_Qué se pide_: ¿Puedes extraer, sin cambiar nada, el fragmento del texto sobre el guanacaste blanco que va de "Árbol característico de" a "un buen crecimiento."?

_Extracto de página_:
========
Agosto está por finalizar, el corto verano que terminó permitió que los cultivos crecieran sin problema. En el Parque Nacional Patuca muchos son los árboles que terminan de dar sus frutos para sustento de los animales silvestre y de las personas. Uno de ellos es el guanacaste blanco (Parkia pendula) (en el parque lo conocen como guanacaste de montaña).
Es una especie nativa que va desde Honduras hasta Venezuela. Se le reconoce al navegar por el río, ya que sobresale del estrato más alto del bosque primario o secundario; y sobre todo por sus grandes frutos que cuelgan de sus ramas.
Especie indicadora
Las especies indicadoras son plantas llamativas con distribución restringida a un solo ecosistema. El principal y más importante especie indicador del Parque Nacional Patuca es el guanacaste blanco (Ecosistemas del PN Patuca, 2008).
Árbol característico de bosque muy húmedo siempre verde, entre los 50-200 metros (m) de elevación. Su regeneración parece ser tolerante a la sombra, pues las escasas plantas que crecen bajo el árbol madre, poseen un buen crecimiento.
Características y hábitat
Las flores del guanacaste blanco parecen pelotas de tenis que cuelgan, son polinizadas por murciélagos; sus frutos son legumbres que llegan a medir hasta 30 cm de largo, con 17-30 semillas (que pueden recolectarse según las condiciones variables de clima) (Nota Técnica No. 167, CATIE).
El guanacaste blanco es un árbol que llega a medir de 15-50m de altura y diámetros de 120 cm, con gambas de hasta 2.5 m. Fuste limpio y cilíndrico, de color grisáceo (INBio, 1999).
========
_Entradas proporcionadas_:
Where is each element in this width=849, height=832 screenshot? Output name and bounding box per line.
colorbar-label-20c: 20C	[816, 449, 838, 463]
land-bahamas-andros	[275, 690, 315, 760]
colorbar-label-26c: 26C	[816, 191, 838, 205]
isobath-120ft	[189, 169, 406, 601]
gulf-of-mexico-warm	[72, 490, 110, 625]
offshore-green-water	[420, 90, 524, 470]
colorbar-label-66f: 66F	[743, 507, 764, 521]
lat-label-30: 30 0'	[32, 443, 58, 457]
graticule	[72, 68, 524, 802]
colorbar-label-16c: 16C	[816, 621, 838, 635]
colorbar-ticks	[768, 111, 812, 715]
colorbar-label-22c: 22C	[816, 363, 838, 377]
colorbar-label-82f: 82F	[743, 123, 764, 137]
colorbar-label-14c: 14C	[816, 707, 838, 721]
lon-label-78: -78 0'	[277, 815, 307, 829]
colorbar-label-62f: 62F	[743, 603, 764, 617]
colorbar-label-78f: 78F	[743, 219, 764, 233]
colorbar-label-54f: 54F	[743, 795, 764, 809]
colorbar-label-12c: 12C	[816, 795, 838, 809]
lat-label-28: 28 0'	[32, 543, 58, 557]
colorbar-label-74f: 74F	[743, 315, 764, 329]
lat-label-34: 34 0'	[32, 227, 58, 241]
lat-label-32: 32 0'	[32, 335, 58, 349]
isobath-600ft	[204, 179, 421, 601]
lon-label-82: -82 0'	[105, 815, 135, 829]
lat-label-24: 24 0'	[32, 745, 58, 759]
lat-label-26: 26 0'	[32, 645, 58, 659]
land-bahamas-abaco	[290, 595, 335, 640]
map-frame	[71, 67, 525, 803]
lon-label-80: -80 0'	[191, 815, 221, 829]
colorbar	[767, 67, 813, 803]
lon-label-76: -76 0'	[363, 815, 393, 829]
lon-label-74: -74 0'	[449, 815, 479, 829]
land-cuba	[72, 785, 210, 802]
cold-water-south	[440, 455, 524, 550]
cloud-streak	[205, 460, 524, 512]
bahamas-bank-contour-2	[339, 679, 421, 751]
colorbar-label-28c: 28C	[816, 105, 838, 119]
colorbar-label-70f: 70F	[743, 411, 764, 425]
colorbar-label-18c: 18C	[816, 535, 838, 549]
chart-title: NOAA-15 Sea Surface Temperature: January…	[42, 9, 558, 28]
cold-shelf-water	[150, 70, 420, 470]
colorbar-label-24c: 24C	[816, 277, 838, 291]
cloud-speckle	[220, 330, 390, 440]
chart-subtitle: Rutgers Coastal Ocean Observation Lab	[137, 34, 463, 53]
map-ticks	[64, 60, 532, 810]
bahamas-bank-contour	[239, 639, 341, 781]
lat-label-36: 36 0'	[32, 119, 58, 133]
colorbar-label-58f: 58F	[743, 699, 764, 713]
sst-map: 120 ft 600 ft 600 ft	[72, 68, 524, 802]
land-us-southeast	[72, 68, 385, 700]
========
_Respuesta_:
Árbol característico de bosque muy húmedo siempre verde, entre los 50-200 metros (m) de elevación. Su regeneración parece ser tolerante a la sombra, pues las escasas plantas que crecen bajo el árbol madre, poseen un buen crecimiento.